Give all the lines below again, exactly, with no pictures.

========================================================================

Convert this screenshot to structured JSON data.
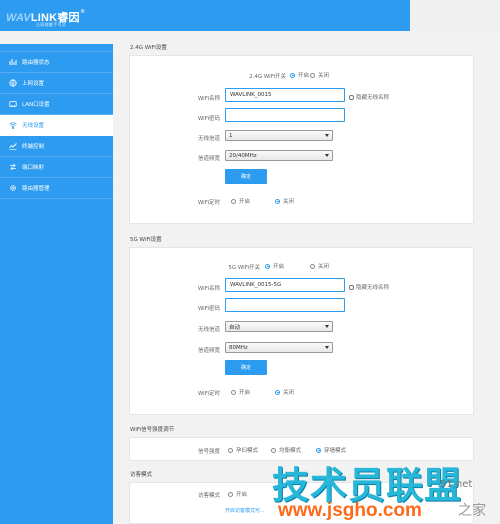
{
  "brand": {
    "logo_mark": "WAV",
    "logo_text": "LINK",
    "logo_cn": "睿因",
    "logo_reg": "®",
    "tagline": "让网络触手可及"
  },
  "sidebar": {
    "items": [
      {
        "label": "路由器状态",
        "icon": "status-icon"
      },
      {
        "label": "上网设置",
        "icon": "globe-icon"
      },
      {
        "label": "LAN口设置",
        "icon": "lan-icon"
      },
      {
        "label": "无线设置",
        "icon": "wifi-icon",
        "active": true
      },
      {
        "label": "终端控制",
        "icon": "chart-icon"
      },
      {
        "label": "端口映射",
        "icon": "port-icon"
      },
      {
        "label": "路由器管理",
        "icon": "gear-icon"
      }
    ]
  },
  "wifi24": {
    "section_title": "2.4G WiFi设置",
    "switch_label": "2.4G WiFi开关",
    "switch_on": "开启",
    "switch_off": "关闭",
    "name_label": "WiFi名称",
    "name_value": "WAVLINK_0015",
    "hide_label": "隐藏无线名称",
    "password_label": "WiFi密码",
    "password_value": "",
    "channel_label": "无线信道",
    "channel_value": "1",
    "bandwidth_label": "信道频宽",
    "bandwidth_value": "20/40MHz",
    "confirm": "确定",
    "timer_label": "WiFi定时",
    "timer_on": "开启",
    "timer_off": "关闭"
  },
  "wifi5": {
    "section_title": "5G WiFi设置",
    "switch_label": "5G WiFi开关",
    "switch_on": "开启",
    "switch_off": "关闭",
    "name_label": "WiFi名称",
    "name_value": "WAVLINK_0015-5G",
    "hide_label": "隐藏无线名称",
    "password_label": "WiFi密码",
    "password_value": "",
    "channel_label": "无线信道",
    "channel_value": "自动",
    "bandwidth_label": "信道频宽",
    "bandwidth_value": "80MHz",
    "confirm": "确定",
    "timer_label": "WiFi定时",
    "timer_on": "开启",
    "timer_off": "关闭"
  },
  "signal": {
    "section_title": "WiFi信号强度调节",
    "label": "信号强度",
    "opt1": "孕妇模式",
    "opt2": "均衡模式",
    "opt3": "穿墙模式"
  },
  "guest": {
    "section_title": "访客模式",
    "label": "访客模式",
    "opt_on": "开启",
    "hint": "开启访客模式可..."
  },
  "watermark": {
    "text": "技术员联盟",
    "url": "www.jsgho.com",
    "side": "51.net",
    "side2": "之家"
  },
  "colors": {
    "accent": "#2d9bf0",
    "watermark": "#27b7d8",
    "watermark_url": "#ff6a1a"
  }
}
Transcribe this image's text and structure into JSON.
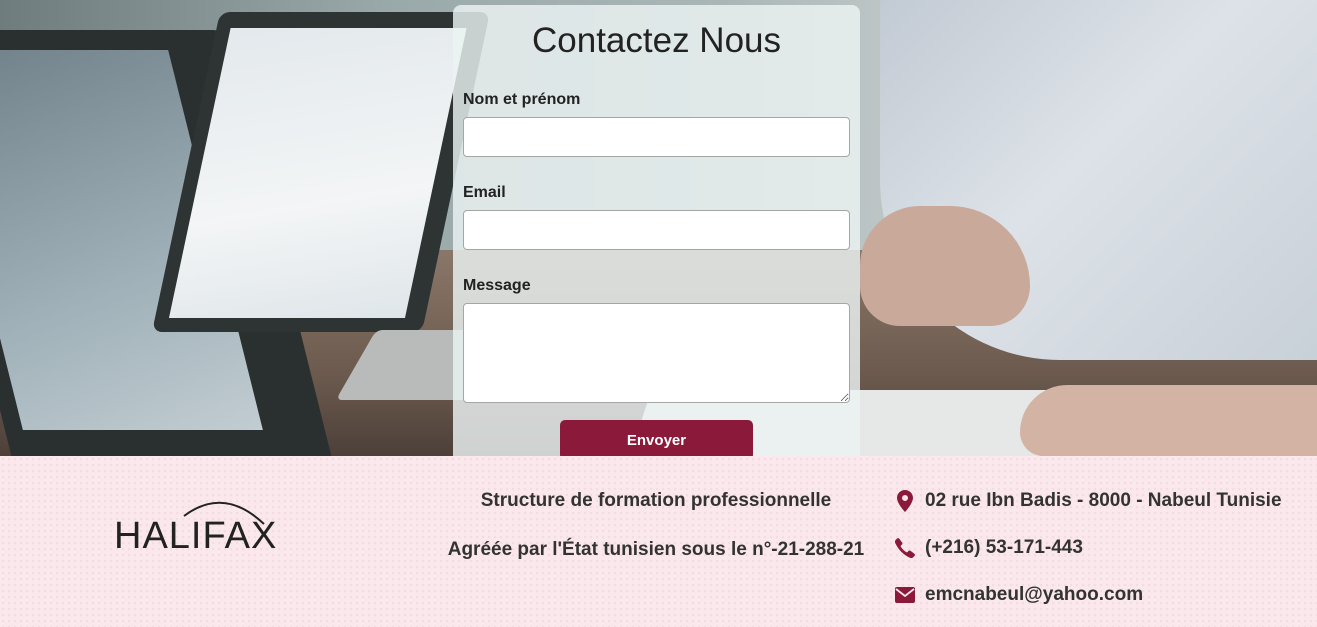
{
  "contact_form": {
    "title": "Contactez Nous",
    "name_label": "Nom et prénom",
    "email_label": "Email",
    "message_label": "Message",
    "submit_label": "Envoyer"
  },
  "footer": {
    "logo_text": "HALIFAX",
    "tagline": "Structure de formation professionnelle",
    "accreditation": "Agréée par l'État tunisien sous le n°-21-288-21",
    "address": "02 rue Ibn Badis - 8000 - Nabeul Tunisie",
    "phone": "(+216) 53-171-443",
    "email": "emcnabeul@yahoo.com"
  },
  "icons": {
    "address": "map-marker-icon",
    "phone": "phone-icon",
    "email": "envelope-icon"
  },
  "colors": {
    "accent": "#8b1a3a",
    "footer_bg": "#fbe8ec"
  }
}
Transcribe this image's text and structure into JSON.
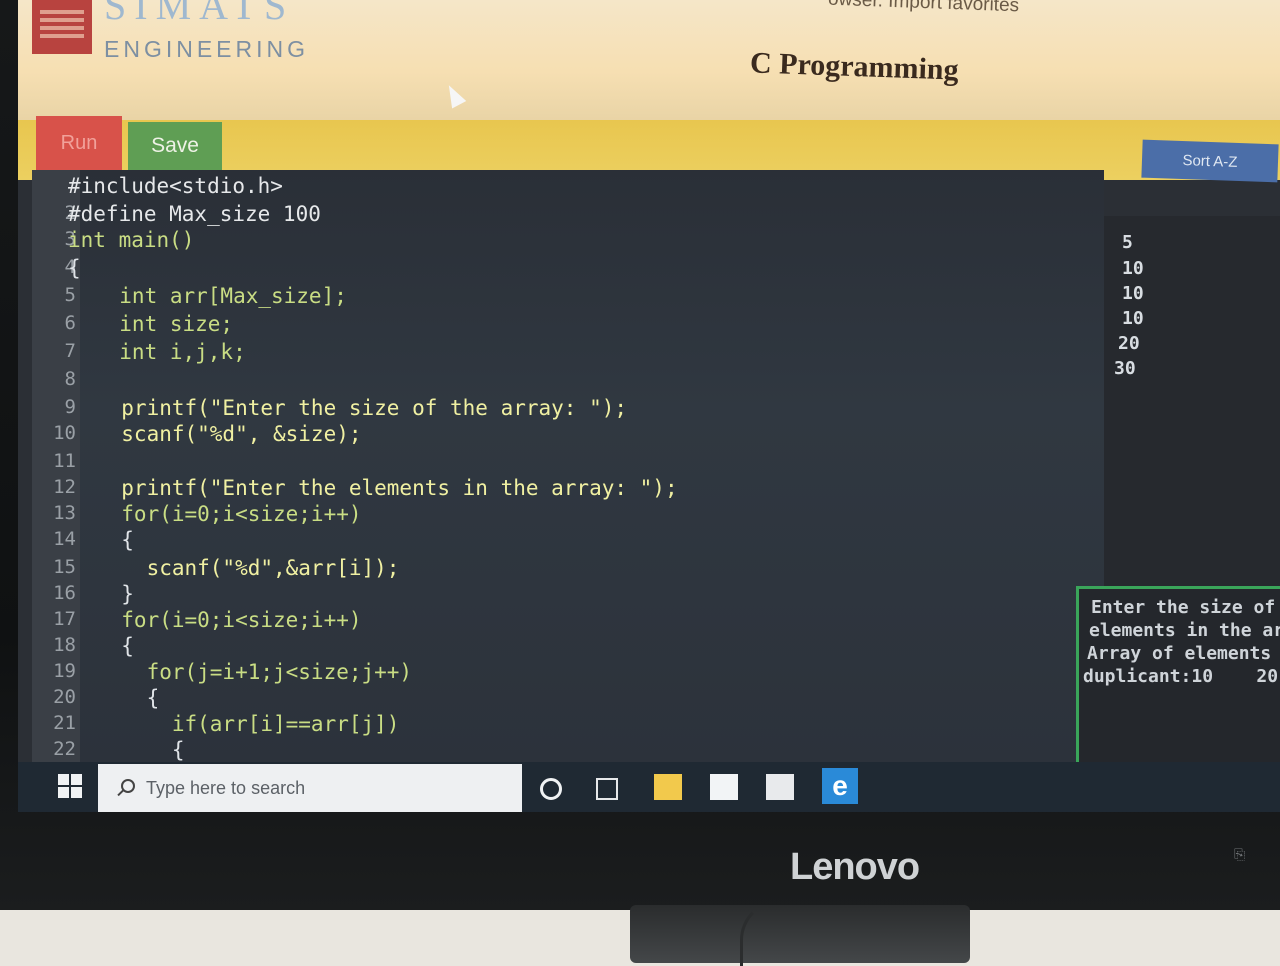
{
  "header": {
    "brand_top": "SIMATS",
    "brand_bottom": "ENGINEERING",
    "browser_message": "owser. Import favorites",
    "page_title": "C Programming"
  },
  "toolbar": {
    "run_label": "Run",
    "save_label": "Save",
    "sort_label": "Sort A-Z"
  },
  "editor": {
    "lines": [
      {
        "n": "",
        "code": "#include<stdio.h>"
      },
      {
        "n": "2",
        "code": "#define Max_size 100"
      },
      {
        "n": "3",
        "code": "int main()"
      },
      {
        "n": "4",
        "code": "{"
      },
      {
        "n": "5",
        "code": "  int arr[Max_size];"
      },
      {
        "n": "6",
        "code": "  int size;"
      },
      {
        "n": "7",
        "code": "  int i,j,k;"
      },
      {
        "n": "8",
        "code": ""
      },
      {
        "n": "9",
        "code": "  printf(\"Enter the size of the array: \");"
      },
      {
        "n": "10",
        "code": "  scanf(\"%d\", &size);"
      },
      {
        "n": "11",
        "code": ""
      },
      {
        "n": "12",
        "code": "  printf(\"Enter the elements in the array: \");"
      },
      {
        "n": "13",
        "code": "  for(i=0;i<size;i++)"
      },
      {
        "n": "14",
        "code": "  {"
      },
      {
        "n": "15",
        "code": "    scanf(\"%d\",&arr[i]);"
      },
      {
        "n": "16",
        "code": "  }"
      },
      {
        "n": "17",
        "code": "  for(i=0;i<size;i++)"
      },
      {
        "n": "18",
        "code": "  {"
      },
      {
        "n": "19",
        "code": "    for(j=i+1;j<size;j++)"
      },
      {
        "n": "20",
        "code": "    {"
      },
      {
        "n": "21",
        "code": "      if(arr[i]==arr[j])"
      },
      {
        "n": "22",
        "code": "      {"
      }
    ]
  },
  "input_pane": {
    "values": [
      "5",
      "10",
      "10",
      "10",
      "20",
      "30"
    ]
  },
  "console": {
    "lines": [
      "Enter the size of t",
      "elements in the arr",
      "Array of elements a",
      "duplicant:10    20"
    ]
  },
  "taskbar": {
    "search_placeholder": "Type here to search",
    "edge_glyph": "e"
  },
  "monitor": {
    "brand": "Lenovo"
  }
}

========================================================================

* **Answer to the problem**
Convert this screenshot to structured JSON data.
{
  "brand": {
    "logo_mark": "WAV",
    "logo_text": "LINK",
    "logo_cn": "睿因",
    "logo_reg": "®",
    "tagline": "让网络触手可及"
  },
  "sidebar": {
    "items": [
      {
        "label": "路由器状态",
        "icon": "status-icon"
      },
      {
        "label": "上网设置",
        "icon": "globe-icon"
      },
      {
        "label": "LAN口设置",
        "icon": "lan-icon"
      },
      {
        "label": "无线设置",
        "icon": "wifi-icon",
        "active": true
      },
      {
        "label": "终端控制",
        "icon": "chart-icon"
      },
      {
        "label": "端口映射",
        "icon": "port-icon"
      },
      {
        "label": "路由器管理",
        "icon": "gear-icon"
      }
    ]
  },
  "wifi24": {
    "section_title": "2.4G WiFi设置",
    "switch_label": "2.4G WiFi开关",
    "switch_on": "开启",
    "switch_off": "关闭",
    "name_label": "WiFi名称",
    "name_value": "WAVLINK_0015",
    "hide_label": "隐藏无线名称",
    "password_label": "WiFi密码",
    "password_value": "",
    "channel_label": "无线信道",
    "channel_value": "1",
    "bandwidth_label": "信道频宽",
    "bandwidth_value": "20/40MHz",
    "confirm": "确定",
    "timer_label": "WiFi定时",
    "timer_on": "开启",
    "timer_off": "关闭"
  },
  "wifi5": {
    "section_title": "5G WiFi设置",
    "switch_label": "5G WiFi开关",
    "switch_on": "开启",
    "switch_off": "关闭",
    "name_label": "WiFi名称",
    "name_value": "WAVLINK_0015-5G",
    "hide_label": "隐藏无线名称",
    "password_label": "WiFi密码",
    "password_value": "",
    "channel_label": "无线信道",
    "channel_value": "自动",
    "bandwidth_label": "信道频宽",
    "bandwidth_value": "80MHz",
    "confirm": "确定",
    "timer_label": "WiFi定时",
    "timer_on": "开启",
    "timer_off": "关闭"
  },
  "signal": {
    "section_title": "WiFi信号强度调节",
    "label": "信号强度",
    "opt1": "孕妇模式",
    "opt2": "均衡模式",
    "opt3": "穿墙模式"
  },
  "guest": {
    "section_title": "访客模式",
    "label": "访客模式",
    "opt_on": "开启",
    "hint": "开启访客模式可..."
  },
  "watermark": {
    "text": "技术员联盟",
    "url": "www.jsgho.com",
    "side": "51.net",
    "side2": "之家"
  },
  "colors": {
    "accent": "#2d9bf0",
    "watermark": "#27b7d8",
    "watermark_url": "#ff6a1a"
  }
}
Transcribe this image's text and structure into JSON.
{
  "contact_form": {
    "title": "Contactez Nous",
    "name_label": "Nom et prénom",
    "email_label": "Email",
    "message_label": "Message",
    "submit_label": "Envoyer"
  },
  "footer": {
    "logo_text": "HALIFAX",
    "tagline": "Structure de formation professionnelle",
    "accreditation": "Agréée par l'État tunisien sous le n°-21-288-21",
    "address": "02 rue Ibn Badis - 8000 - Nabeul Tunisie",
    "phone": "(+216) 53-171-443",
    "email": "emcnabeul@yahoo.com"
  },
  "icons": {
    "address": "map-marker-icon",
    "phone": "phone-icon",
    "email": "envelope-icon"
  },
  "colors": {
    "accent": "#8b1a3a",
    "footer_bg": "#fbe8ec"
  }
}
Transcribe this image's text and structure into JSON.
{
  "header": {
    "brand_top": "SIMATS",
    "brand_bottom": "ENGINEERING",
    "browser_message": "owser. Import favorites",
    "page_title": "C Programming"
  },
  "toolbar": {
    "run_label": "Run",
    "save_label": "Save",
    "sort_label": "Sort A-Z"
  },
  "editor": {
    "lines": [
      {
        "n": "",
        "code": "#include<stdio.h>"
      },
      {
        "n": "2",
        "code": "#define Max_size 100"
      },
      {
        "n": "3",
        "code": "int main()"
      },
      {
        "n": "4",
        "code": "{"
      },
      {
        "n": "5",
        "code": "  int arr[Max_size];"
      },
      {
        "n": "6",
        "code": "  int size;"
      },
      {
        "n": "7",
        "code": "  int i,j,k;"
      },
      {
        "n": "8",
        "code": ""
      },
      {
        "n": "9",
        "code": "  printf(\"Enter the size of the array: \");"
      },
      {
        "n": "10",
        "code": "  scanf(\"%d\", &size);"
      },
      {
        "n": "11",
        "code": ""
      },
      {
        "n": "12",
        "code": "  printf(\"Enter the elements in the array: \");"
      },
      {
        "n": "13",
        "code": "  for(i=0;i<size;i++)"
      },
      {
        "n": "14",
        "code": "  {"
      },
      {
        "n": "15",
        "code": "    scanf(\"%d\",&arr[i]);"
      },
      {
        "n": "16",
        "code": "  }"
      },
      {
        "n": "17",
        "code": "  for(i=0;i<size;i++)"
      },
      {
        "n": "18",
        "code": "  {"
      },
      {
        "n": "19",
        "code": "    for(j=i+1;j<size;j++)"
      },
      {
        "n": "20",
        "code": "    {"
      },
      {
        "n": "21",
        "code": "      if(arr[i]==arr[j])"
      },
      {
        "n": "22",
        "code": "      {"
      }
    ]
  },
  "input_pane": {
    "values": [
      "5",
      "10",
      "10",
      "10",
      "20",
      "30"
    ]
  },
  "console": {
    "lines": [
      "Enter the size of t",
      "elements in the arr",
      "Array of elements a",
      "duplicant:10    20"
    ]
  },
  "taskbar": {
    "search_placeholder": "Type here to search",
    "edge_glyph": "e"
  },
  "monitor": {
    "brand": "Lenovo"
  }
}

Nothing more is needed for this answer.